Here we provide the comparison of seven commercially available RT-PCR kits with the ICMR-NIV kit for the diagnosis of COVID-19. These kits have been standardized to have different cutoff CTs ranging between 36 and 40 by the manufacturers. All the kits had 100% sensitivity and NPV, suggesting that these can correctly identify positive cases, and a negative report rules out infection. However, only three kits, namely, ARGENE-R, COROSURE, and Mylab PathoDetectTM had 100% specificity, 100% PPV, and perfect agreement with the ICMR-NIV kit, suggesting that these can correctly identify negative cases, and a positive report indicates infection in the individual.

Four kits, namely, TIB MOLBIOL Roche, Perkin Elmer, BGI, and LabGunTM had 88%, 81%, 73%, and 66% specificity, respectively. Manufacturer’s instructions should be followed for reporting of the results; however, our study revealed that Ct value ≥ 36 gave variable results with different kits. We found that 66.6% (30/45) of results were 100% concordant with NIV and COVID-19 RT PCR kit results hile 33.3% (15/45) showed variable results with 4 kits as compared to NIV, COVID-19 RT PCR kit results. On repeat testing of these (n = 14; one person did not submit the sample) samples, after 2–3 days, 13 (92.8%) tested negative, and 1 (7.2%) was positive for SARS-CoV-2 genes with the respective kit and NIV, COVID-19 RT PCR kit. Thirteen samples may either be “true negative” or in the late course of illness and hence became negative after 2–3 days. One that tested positive may have been in the early course of illness and hence tested positive after two days with respective kit and NIV, COVID-19 RT PCR kit. Overall, it can be stated from our obtained result that kits depending on a higher number of target genes show less false positive results. Our finding was comparable with the other study conducted in Bangladesh in 2023 published by Dip SD et al. 8

Variability of results in samples with Ct values > 36 suggests that these should be interpreted with caution. A false positive result in such cases may unnecessarily lead to quarantine/isolation of the individuals. In such cases, it is suggested that the test results should be reported as “Inconclusive” or “Indeterminate” and a repeat sample should be tested after a gap of 2–3 days to give the benefit of the doubt to the patient for appropriate management and public health authorities for the implementation of preventive measures. In addition, these may show inconsistent results in inter-laboratory comparison as different labs may be using different RT PCR kits.

---

Tasks:
- 1) In the comparison of RT-PCR kits for COVID-19, which three kits had 100% specificity?
- 2) Carry on the text on COVID-19 RT-PCR kit comparison from its final sentence.

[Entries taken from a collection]
---

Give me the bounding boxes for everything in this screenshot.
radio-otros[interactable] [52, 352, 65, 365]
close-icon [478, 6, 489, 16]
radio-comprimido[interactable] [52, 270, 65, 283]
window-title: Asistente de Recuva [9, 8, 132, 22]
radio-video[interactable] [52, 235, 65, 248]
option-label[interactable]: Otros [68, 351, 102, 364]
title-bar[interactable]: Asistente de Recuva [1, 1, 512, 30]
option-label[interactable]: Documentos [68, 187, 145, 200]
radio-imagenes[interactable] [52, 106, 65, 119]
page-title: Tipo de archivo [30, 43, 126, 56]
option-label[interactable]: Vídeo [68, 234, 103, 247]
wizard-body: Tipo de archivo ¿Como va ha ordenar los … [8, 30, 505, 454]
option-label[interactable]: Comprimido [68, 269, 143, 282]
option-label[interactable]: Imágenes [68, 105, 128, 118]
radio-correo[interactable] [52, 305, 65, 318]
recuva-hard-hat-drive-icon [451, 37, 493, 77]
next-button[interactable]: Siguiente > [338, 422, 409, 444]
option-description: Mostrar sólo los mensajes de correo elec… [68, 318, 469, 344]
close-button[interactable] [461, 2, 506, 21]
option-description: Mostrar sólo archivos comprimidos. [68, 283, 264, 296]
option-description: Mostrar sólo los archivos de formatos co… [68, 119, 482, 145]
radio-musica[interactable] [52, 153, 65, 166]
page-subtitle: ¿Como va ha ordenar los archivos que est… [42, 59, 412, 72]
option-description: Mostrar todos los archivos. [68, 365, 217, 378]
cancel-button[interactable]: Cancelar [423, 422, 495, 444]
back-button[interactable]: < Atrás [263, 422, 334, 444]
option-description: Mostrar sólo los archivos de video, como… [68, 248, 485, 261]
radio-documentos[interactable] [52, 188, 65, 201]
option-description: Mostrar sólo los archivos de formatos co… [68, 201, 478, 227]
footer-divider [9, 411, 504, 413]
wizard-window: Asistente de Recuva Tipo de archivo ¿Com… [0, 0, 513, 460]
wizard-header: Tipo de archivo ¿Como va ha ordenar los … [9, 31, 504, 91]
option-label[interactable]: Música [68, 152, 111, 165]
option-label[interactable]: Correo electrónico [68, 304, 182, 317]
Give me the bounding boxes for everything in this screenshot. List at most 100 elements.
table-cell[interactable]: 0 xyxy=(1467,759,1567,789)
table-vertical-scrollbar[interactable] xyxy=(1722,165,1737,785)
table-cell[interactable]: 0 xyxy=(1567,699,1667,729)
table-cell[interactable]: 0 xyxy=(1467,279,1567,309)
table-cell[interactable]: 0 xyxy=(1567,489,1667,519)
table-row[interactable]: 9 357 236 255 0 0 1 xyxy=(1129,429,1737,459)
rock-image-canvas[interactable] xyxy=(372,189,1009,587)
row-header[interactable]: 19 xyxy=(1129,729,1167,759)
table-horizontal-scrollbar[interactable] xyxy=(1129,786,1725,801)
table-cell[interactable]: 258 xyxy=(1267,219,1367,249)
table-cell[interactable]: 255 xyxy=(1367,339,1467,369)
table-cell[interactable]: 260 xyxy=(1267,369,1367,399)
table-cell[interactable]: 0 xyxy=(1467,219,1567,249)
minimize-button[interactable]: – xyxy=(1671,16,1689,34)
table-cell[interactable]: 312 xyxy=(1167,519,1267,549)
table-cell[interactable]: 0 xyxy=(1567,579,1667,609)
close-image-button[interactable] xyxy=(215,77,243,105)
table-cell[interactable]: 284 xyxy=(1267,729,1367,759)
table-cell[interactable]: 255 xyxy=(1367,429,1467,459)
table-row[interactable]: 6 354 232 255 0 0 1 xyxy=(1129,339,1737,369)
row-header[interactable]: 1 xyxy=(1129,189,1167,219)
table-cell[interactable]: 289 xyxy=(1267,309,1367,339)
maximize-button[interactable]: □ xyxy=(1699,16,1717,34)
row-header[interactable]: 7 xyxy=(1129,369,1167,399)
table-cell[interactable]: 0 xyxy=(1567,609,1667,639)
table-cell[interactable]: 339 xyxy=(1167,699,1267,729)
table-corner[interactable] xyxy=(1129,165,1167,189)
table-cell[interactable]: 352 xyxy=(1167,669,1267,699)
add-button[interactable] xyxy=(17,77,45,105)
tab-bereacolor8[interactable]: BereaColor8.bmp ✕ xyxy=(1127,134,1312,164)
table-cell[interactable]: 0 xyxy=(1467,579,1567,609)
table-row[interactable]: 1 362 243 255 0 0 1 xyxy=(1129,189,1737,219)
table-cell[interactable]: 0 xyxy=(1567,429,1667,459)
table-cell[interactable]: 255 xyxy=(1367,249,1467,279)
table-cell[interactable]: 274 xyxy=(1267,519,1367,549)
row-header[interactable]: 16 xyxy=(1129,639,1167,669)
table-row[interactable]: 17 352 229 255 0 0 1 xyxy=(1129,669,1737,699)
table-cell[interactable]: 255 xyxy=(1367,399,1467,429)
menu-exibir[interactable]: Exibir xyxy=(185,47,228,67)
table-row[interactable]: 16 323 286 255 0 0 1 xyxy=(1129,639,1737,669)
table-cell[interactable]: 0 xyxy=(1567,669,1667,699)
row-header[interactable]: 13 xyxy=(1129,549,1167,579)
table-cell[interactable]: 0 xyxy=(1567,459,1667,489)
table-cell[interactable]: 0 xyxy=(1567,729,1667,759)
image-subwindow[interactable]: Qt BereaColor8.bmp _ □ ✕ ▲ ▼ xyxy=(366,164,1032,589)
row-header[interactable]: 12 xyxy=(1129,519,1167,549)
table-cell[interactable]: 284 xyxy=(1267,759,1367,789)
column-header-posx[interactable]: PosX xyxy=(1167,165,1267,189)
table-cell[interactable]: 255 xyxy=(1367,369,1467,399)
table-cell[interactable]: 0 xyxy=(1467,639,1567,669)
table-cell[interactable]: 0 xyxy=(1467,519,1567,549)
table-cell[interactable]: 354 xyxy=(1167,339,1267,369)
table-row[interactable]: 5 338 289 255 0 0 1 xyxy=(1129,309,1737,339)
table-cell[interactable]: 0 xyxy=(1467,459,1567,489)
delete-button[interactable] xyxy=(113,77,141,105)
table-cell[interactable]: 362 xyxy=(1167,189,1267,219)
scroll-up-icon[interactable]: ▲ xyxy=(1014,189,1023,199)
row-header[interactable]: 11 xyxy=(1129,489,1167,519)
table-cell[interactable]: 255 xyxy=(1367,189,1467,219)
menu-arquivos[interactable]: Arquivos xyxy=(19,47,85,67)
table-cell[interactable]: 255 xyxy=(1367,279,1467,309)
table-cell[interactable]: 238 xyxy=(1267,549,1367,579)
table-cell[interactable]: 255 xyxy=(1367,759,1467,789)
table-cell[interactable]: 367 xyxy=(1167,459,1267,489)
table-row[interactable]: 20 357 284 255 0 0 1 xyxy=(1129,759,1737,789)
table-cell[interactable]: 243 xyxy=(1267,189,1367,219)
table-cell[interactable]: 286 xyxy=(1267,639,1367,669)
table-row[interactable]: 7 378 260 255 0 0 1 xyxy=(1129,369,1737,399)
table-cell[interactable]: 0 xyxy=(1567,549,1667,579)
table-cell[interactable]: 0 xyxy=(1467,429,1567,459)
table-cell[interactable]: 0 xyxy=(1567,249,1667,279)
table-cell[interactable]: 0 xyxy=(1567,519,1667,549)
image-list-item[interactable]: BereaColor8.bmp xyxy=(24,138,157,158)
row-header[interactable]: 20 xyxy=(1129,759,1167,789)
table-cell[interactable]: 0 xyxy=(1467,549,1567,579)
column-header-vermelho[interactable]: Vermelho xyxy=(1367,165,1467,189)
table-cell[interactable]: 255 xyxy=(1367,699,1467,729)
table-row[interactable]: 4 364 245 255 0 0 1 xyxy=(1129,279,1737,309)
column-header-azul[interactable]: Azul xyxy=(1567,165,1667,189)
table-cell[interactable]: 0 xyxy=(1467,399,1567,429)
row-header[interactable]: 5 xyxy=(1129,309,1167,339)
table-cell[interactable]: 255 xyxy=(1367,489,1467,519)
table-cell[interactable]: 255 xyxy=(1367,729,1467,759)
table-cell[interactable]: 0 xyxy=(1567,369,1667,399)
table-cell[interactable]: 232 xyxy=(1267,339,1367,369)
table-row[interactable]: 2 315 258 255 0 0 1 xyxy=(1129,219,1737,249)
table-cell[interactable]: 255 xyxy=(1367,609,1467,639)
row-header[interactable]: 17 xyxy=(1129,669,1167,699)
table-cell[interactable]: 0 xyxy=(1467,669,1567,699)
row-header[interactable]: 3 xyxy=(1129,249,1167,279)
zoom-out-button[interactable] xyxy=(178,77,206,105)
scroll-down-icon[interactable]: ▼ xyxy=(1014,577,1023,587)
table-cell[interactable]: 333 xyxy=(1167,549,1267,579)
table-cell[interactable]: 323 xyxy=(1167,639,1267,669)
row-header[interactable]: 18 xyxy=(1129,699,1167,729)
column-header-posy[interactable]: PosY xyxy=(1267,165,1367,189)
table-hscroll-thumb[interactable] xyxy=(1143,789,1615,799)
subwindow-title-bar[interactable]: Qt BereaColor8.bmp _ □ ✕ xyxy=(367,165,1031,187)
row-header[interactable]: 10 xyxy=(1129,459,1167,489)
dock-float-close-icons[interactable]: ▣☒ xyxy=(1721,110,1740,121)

---

Results of the tasks:
- 1) ARGENE-R, COROSURE, and Mylab PathoDetectTM.

- 2)
All the kits were based on TaqMan Fluorogenic probe–based chemistry except COROSURE SARS-CoV-2, which uses SYBER Green dye. This kit showed 100% agreement with the NIV kit. The result was obtained faster (∼75 min) as compared to other kits (∼105 to 135 min). The SYBR green-based assay has been found to be equally sensitive to TaqMan assay for the diagnosis of West Nile Virus (WNV). Importantly, it also detected 100% of possible WNV target region variants.7 Probe-based assays are usually expensive, and the availability of SYBER Green dye–based assay may be an economical alternative for large-scale routine testing.

The main limitation of the study is its small sample size; however, considering the findings, this study suggests that all the seven COVID-19 RT-PCR kits can be used for routine diagnosis of COVID-19 patients. However, positive results having Ct values ≥36 should be interpreted with caution and a repeat sample should be asked to ascertain the presence of infection.

CONCLUSION

We also found that detection kits targeting more genes showed better accuracy, which yields less false positive results (<20%).

Ethical approval

The authors declare that they have taken the Institutional Ethics Committee approval and the approval number is 439(88/2020) IEC.

Declaration of patient consent

Patient’s consent not required as there are no patients in this study.

Financial support and sponsorship

Nil.

Conflicts of interest

There are no conflicts of interest.

Use of artificial intelligence (AI)-assisted technology for manuscript preparation

The authors confirm that there was no use of artificial intelligence (AI)-assisted technology for assisting in the writing or editing of the manuscript and no images were manipulated using AI.